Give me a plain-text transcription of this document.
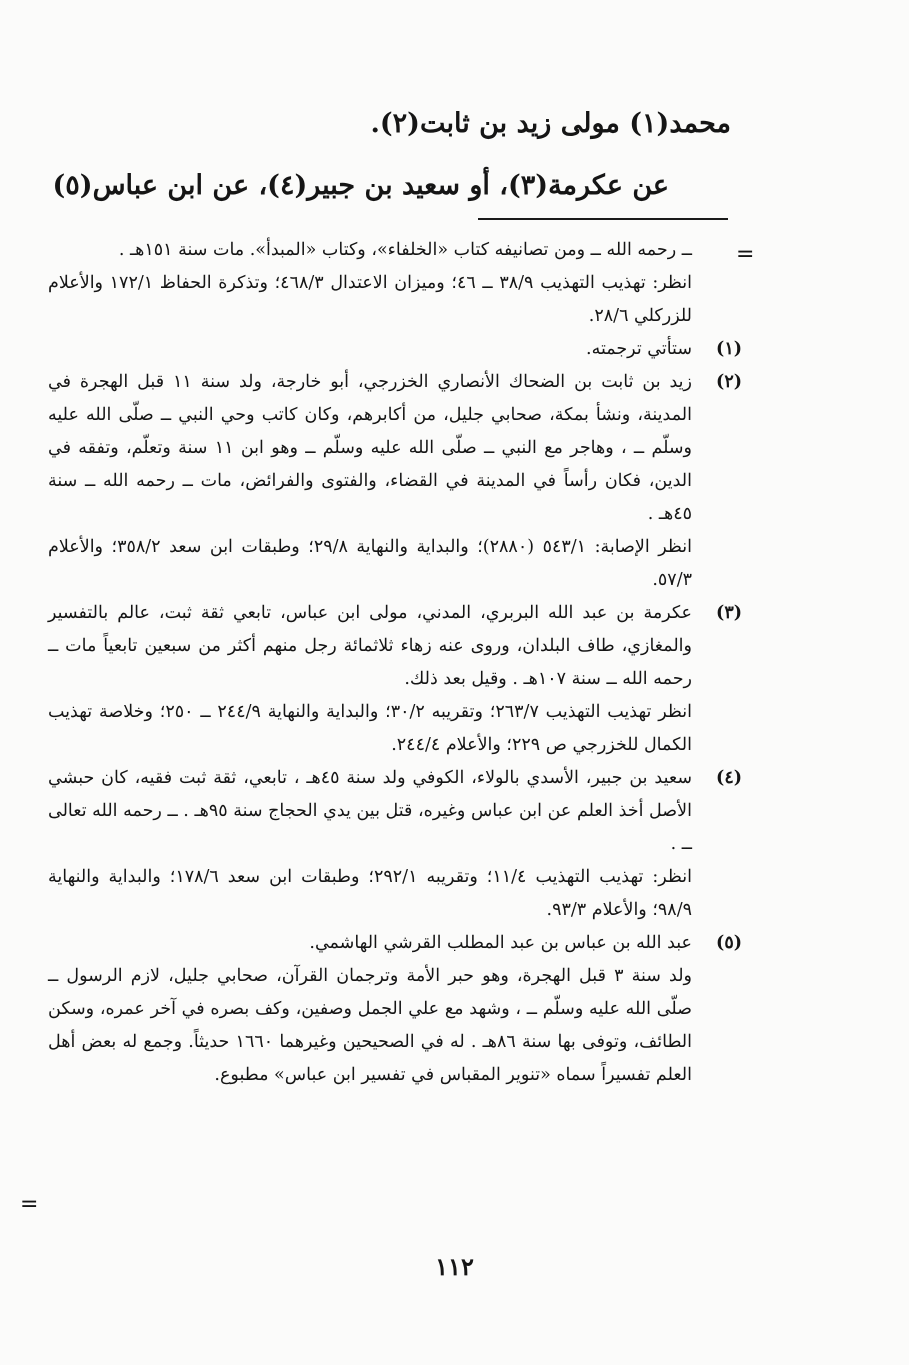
محمد(١) مولى زيد بن ثابت(٢).
عن عكرمة(٣)، أو سعيد بن جبير(٤)، عن ابن عباس(٥)
=

ــ رحمه الله ــ ومن تصانيفه كتاب «الخلفاء»، وكتاب «المبدأ». مات سنة ١٥١هـ .

انظر: تهذيب التهذيب ٣٨/٩ ــ ٤٦؛ وميزان الاعتدال ٤٦٨/٣؛ وتذكرة الحفاظ ١٧٢/١ والأعلام للزركلي ٢٨/٦.

(١)

ستأتي ترجمته.

(٢)

زيد بن ثابت بن الضحاك الأنصاري الخزرجي، أبو خارجة، ولد سنة ١١ قبل الهجرة في المدينة، ونشأ بمكة، صحابي جليل، من أكابرهم، وكان كاتب وحي النبي ــ صلّى الله عليه وسلّم ــ ، وهاجر مع النبي ــ صلّى الله عليه وسلّم ــ وهو ابن ١١ سنة وتعلّم، وتفقه في الدين، فكان رأساً في المدينة في القضاء، والفتوى والفرائض، مات ــ رحمه الله ــ سنة ٤٥هـ .

انظر الإصابة: ٥٤٣/١ (٢٨٨٠)؛ والبداية والنهاية ٢٩/٨؛ وطبقات ابن سعد ٣٥٨/٢؛ والأعلام ٥٧/٣.

(٣)

عكرمة بن عبد الله البربري، المدني، مولى ابن عباس، تابعي ثقة ثبت، عالم بالتفسير والمغازي، طاف البلدان، وروى عنه زهاء ثلاثمائة رجل منهم أكثر من سبعين تابعياً مات ــ رحمه الله ــ سنة ١٠٧هـ . وقيل بعد ذلك.

انظر تهذيب التهذيب ٢٦٣/٧؛ وتقريبه ٣٠/٢؛ والبداية والنهاية ٢٤٤/٩ ــ ٢٥٠؛ وخلاصة تهذيب الكمال للخزرجي ص ٢٢٩؛ والأعلام ٢٤٤/٤.

(٤)

سعيد بن جبير، الأسدي بالولاء، الكوفي ولد سنة ٤٥هـ ، تابعي، ثقة ثبت فقيه، كان حبشي الأصل أخذ العلم عن ابن عباس وغيره، قتل بين يدي الحجاج سنة ٩٥هـ . ــ رحمه الله تعالى ــ .

انظر: تهذيب التهذيب ١١/٤؛ وتقريبه ٢٩٢/١؛ وطبقات ابن سعد ١٧٨/٦؛ والبداية والنهاية ٩٨/٩؛ والأعلام ٩٣/٣.

(٥)

عبد الله بن عباس بن عبد المطلب القرشي الهاشمي.

ولد سنة ٣ قبل الهجرة، وهو حبر الأمة وترجمان القرآن، صحابي جليل، لازم الرسول ــ صلّى الله عليه وسلّم ــ ، وشهد مع علي الجمل وصفين، وكف بصره في آخر عمره، وسكن الطائف، وتوفى بها سنة ٨٦هـ . له في الصحيحين وغيرهما ١٦٦٠ حديثاً. وجمع له بعض أهل العلم تفسيراً سماه «تنوير المقباس في تفسير ابن عباس» مطبوع.

=
١١٢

★ ★ ★ ★

Go through the listing above and quote it exactly, apart from its images.

Give me a plain-text transcription of this document.
محمد(١) مولى زيد بن ثابت(٢).
عن عكرمة(٣)، أو سعيد بن جبير(٤)، عن ابن عباس(٥)
=

ــ رحمه الله ــ ومن تصانيفه كتاب «الخلفاء»، وكتاب «المبدأ». مات سنة ١٥١هـ .

انظر: تهذيب التهذيب ٣٨/٩ ــ ٤٦؛ وميزان الاعتدال ٤٦٨/٣؛ وتذكرة الحفاظ ١٧٢/١ والأعلام للزركلي ٢٨/٦.

(١)

ستأتي ترجمته.

(٢)

زيد بن ثابت بن الضحاك الأنصاري الخزرجي، أبو خارجة، ولد سنة ١١ قبل الهجرة في المدينة، ونشأ بمكة، صحابي جليل، من أكابرهم، وكان كاتب وحي النبي ــ صلّى الله عليه وسلّم ــ ، وهاجر مع النبي ــ صلّى الله عليه وسلّم ــ وهو ابن ١١ سنة وتعلّم، وتفقه في الدين، فكان رأساً في المدينة في القضاء، والفتوى والفرائض، مات ــ رحمه الله ــ سنة ٤٥هـ .

انظر الإصابة: ٥٤٣/١ (٢٨٨٠)؛ والبداية والنهاية ٢٩/٨؛ وطبقات ابن سعد ٣٥٨/٢؛ والأعلام ٥٧/٣.

(٣)

عكرمة بن عبد الله البربري، المدني، مولى ابن عباس، تابعي ثقة ثبت، عالم بالتفسير والمغازي، طاف البلدان، وروى عنه زهاء ثلاثمائة رجل منهم أكثر من سبعين تابعياً مات ــ رحمه الله ــ سنة ١٠٧هـ . وقيل بعد ذلك.

انظر تهذيب التهذيب ٢٦٣/٧؛ وتقريبه ٣٠/٢؛ والبداية والنهاية ٢٤٤/٩ ــ ٢٥٠؛ وخلاصة تهذيب الكمال للخزرجي ص ٢٢٩؛ والأعلام ٢٤٤/٤.

(٤)

سعيد بن جبير، الأسدي بالولاء، الكوفي ولد سنة ٤٥هـ ، تابعي، ثقة ثبت فقيه، كان حبشي الأصل أخذ العلم عن ابن عباس وغيره، قتل بين يدي الحجاج سنة ٩٥هـ . ــ رحمه الله تعالى ــ .

انظر: تهذيب التهذيب ١١/٤؛ وتقريبه ٢٩٢/١؛ وطبقات ابن سعد ١٧٨/٦؛ والبداية والنهاية ٩٨/٩؛ والأعلام ٩٣/٣.

(٥)

عبد الله بن عباس بن عبد المطلب القرشي الهاشمي.

ولد سنة ٣ قبل الهجرة، وهو حبر الأمة وترجمان القرآن، صحابي جليل، لازم الرسول ــ صلّى الله عليه وسلّم ــ ، وشهد مع علي الجمل وصفين، وكف بصره في آخر عمره، وسكن الطائف، وتوفى بها سنة ٨٦هـ . له في الصحيحين وغيرهما ١٦٦٠ حديثاً. وجمع له بعض أهل العلم تفسيراً سماه «تنوير المقباس في تفسير ابن عباس» مطبوع.

=
١١٢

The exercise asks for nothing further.